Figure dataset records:
━━━

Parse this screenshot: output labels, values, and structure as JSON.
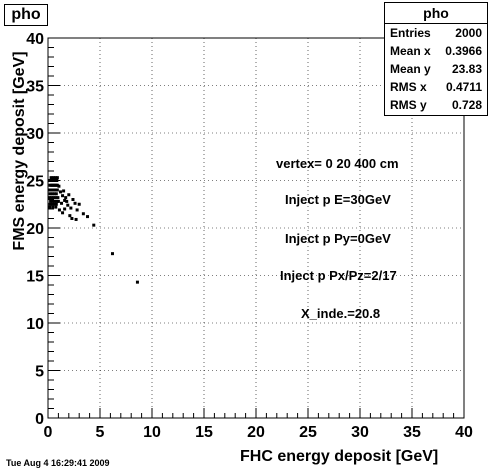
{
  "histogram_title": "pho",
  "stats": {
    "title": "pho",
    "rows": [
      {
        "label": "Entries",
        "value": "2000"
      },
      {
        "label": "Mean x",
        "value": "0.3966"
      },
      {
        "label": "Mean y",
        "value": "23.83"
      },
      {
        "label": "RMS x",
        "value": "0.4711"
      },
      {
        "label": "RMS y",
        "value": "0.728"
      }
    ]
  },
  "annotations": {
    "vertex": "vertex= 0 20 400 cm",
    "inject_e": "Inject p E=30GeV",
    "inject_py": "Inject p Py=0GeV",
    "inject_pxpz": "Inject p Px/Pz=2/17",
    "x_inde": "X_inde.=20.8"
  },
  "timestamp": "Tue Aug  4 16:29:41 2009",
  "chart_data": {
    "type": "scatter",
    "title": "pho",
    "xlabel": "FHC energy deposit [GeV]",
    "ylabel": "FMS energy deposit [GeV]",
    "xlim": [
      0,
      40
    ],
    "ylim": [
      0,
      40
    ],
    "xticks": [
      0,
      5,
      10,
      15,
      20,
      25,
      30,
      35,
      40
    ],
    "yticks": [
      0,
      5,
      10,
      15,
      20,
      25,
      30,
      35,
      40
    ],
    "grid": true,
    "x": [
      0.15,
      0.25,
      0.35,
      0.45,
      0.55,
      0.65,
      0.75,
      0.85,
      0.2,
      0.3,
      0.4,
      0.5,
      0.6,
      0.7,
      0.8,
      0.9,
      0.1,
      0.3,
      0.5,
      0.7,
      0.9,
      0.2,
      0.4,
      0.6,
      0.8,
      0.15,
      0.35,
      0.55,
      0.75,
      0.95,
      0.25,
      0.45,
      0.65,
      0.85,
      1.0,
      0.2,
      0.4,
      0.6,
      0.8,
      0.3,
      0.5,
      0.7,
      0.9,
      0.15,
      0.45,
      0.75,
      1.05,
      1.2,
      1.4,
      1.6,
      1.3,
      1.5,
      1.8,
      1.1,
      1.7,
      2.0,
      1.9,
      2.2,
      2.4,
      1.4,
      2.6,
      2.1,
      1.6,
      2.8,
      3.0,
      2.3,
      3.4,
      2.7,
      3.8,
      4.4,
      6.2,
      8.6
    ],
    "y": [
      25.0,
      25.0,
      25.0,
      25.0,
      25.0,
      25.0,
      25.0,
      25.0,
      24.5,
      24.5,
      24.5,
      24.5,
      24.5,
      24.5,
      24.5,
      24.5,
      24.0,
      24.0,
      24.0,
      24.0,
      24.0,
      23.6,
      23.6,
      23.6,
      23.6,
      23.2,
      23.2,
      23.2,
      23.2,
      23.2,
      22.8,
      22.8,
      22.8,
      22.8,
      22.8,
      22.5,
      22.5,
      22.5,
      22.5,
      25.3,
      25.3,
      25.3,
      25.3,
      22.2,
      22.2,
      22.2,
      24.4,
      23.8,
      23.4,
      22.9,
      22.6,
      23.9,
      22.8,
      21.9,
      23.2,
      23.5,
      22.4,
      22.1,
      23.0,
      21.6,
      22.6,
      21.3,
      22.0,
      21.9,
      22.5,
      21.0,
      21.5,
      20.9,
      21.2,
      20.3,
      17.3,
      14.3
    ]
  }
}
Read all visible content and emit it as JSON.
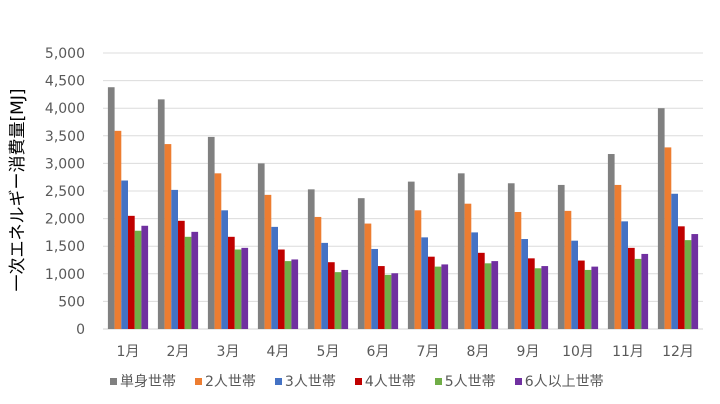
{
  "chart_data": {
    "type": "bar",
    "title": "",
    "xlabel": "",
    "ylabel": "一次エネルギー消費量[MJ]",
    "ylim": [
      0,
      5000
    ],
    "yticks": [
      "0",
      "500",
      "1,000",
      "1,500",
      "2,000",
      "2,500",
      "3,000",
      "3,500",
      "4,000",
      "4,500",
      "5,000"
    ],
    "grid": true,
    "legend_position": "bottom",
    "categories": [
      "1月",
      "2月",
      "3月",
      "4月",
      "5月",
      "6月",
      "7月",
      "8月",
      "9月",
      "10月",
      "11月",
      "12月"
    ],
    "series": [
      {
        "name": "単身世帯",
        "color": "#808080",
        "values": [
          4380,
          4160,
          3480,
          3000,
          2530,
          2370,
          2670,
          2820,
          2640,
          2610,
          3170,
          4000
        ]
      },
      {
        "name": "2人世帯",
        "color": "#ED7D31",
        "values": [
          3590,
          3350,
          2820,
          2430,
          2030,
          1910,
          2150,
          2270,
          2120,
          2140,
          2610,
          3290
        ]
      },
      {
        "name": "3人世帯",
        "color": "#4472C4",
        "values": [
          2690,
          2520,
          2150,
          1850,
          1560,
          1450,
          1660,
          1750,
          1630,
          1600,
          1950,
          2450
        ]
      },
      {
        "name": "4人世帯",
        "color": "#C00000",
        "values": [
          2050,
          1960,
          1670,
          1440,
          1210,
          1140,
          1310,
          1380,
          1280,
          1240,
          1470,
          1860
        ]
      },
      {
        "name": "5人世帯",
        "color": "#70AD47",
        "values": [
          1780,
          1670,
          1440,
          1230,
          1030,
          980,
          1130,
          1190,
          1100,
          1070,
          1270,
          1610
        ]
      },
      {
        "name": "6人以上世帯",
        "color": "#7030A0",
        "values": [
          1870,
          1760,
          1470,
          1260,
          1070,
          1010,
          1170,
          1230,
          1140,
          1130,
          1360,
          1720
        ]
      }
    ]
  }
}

━━━

• WHAT IS EXPECTED:
Copy out every line of the data that includes the word "name".

• FINAL RESULT:
        "name": "単身世帯",
        "name": "2人世帯",
        "name": "3人世帯",
        "name": "4人世帯",
        "name": "5人世帯",
        "name": "6人以上世帯",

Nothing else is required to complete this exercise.